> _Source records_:
----
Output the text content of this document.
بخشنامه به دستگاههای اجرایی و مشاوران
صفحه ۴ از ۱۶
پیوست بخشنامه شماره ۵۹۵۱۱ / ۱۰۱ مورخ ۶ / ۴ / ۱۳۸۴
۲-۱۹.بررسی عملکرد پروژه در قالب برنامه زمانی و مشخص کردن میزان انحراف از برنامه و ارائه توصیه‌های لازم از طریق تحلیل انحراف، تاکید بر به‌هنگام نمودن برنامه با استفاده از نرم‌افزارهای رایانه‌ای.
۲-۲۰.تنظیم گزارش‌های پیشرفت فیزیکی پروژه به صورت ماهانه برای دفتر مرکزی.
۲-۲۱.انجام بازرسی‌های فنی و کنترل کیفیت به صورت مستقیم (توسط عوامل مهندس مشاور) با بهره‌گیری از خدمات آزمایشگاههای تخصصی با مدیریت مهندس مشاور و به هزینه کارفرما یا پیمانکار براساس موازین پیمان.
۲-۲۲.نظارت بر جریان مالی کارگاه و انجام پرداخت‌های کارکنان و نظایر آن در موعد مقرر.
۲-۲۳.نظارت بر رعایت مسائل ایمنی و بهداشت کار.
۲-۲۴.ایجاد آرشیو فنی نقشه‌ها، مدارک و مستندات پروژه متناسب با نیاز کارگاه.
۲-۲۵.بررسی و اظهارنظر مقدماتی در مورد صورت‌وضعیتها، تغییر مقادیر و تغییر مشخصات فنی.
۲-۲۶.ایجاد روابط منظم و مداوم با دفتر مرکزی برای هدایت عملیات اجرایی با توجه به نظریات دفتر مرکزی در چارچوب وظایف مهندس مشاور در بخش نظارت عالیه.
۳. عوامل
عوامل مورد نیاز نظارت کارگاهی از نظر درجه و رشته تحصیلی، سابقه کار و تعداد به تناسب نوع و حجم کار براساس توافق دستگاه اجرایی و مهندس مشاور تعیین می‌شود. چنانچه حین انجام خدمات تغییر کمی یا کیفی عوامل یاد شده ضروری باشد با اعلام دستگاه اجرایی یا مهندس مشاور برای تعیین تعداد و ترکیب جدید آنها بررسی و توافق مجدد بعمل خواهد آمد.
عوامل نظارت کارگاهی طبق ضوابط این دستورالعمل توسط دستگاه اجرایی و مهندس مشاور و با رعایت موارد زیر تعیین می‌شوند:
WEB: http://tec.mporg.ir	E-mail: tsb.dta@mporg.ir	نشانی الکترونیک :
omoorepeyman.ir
----
> _Written task_:
Identify the lines of the entries containing the string "صورت". Copy each such line.

> _Task response_:
۲-۲۰.تنظیم گزارش‌های پیشرفت فیزیکی پروژه به صورت ماهانه برای دفتر مرکزی.
۲-۲۱.انجام بازرسی‌های فنی و کنترل کیفیت به صورت مستقیم (توسط عوامل مهندس مشاور) با بهره‌گیری از خدمات آزمایشگاههای تخصصی با مدیریت مهندس مشاور و به هزینه کارفرما یا پیمانکار براساس موازین پیمان.
۲-۲۵.بررسی و اظهارنظر مقدماتی در مورد صورت‌وضعیتها، تغییر مقادیر و تغییر مشخصات فنی.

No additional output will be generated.